WORK TO BE COMPLETED — Gather all lines in the data that hold the string "users".

(Stored data entries)
[BEGIN]
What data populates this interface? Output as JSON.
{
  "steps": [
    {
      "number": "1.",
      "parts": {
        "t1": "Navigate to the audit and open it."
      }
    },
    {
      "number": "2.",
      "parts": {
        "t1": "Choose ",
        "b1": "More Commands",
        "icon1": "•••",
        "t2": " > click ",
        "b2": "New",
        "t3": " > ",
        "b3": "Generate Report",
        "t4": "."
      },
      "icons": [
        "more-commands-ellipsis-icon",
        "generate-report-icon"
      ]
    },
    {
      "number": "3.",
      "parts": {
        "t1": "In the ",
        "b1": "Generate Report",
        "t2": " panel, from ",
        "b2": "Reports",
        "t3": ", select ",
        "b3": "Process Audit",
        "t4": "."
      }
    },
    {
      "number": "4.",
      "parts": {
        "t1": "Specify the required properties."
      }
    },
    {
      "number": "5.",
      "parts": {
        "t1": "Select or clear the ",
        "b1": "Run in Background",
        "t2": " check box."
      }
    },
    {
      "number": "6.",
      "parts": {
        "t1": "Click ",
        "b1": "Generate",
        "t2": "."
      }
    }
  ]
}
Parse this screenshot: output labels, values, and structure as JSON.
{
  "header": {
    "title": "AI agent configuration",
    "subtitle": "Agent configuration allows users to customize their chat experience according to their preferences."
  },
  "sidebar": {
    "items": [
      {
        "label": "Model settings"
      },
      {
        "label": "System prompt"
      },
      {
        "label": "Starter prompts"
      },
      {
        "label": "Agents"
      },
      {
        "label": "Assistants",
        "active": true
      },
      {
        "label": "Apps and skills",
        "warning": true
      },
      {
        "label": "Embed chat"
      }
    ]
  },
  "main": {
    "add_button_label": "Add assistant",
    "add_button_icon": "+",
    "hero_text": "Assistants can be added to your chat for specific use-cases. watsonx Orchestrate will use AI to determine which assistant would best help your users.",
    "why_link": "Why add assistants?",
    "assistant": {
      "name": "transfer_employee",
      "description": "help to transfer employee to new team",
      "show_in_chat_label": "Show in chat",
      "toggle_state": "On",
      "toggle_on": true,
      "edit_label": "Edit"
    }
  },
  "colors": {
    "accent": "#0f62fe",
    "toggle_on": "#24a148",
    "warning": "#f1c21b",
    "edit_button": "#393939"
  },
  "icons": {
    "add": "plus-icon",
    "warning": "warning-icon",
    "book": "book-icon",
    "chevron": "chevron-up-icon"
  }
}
[END]
COMPLETED EXERCISE —
    "subtitle": "Agent configuration allows users to customize their chat experience according to their preferences."
    "hero_text": "Assistants can be added to your chat for specific use-cases. watsonx Orchestrate will use AI to determine which assistant would best help your users.",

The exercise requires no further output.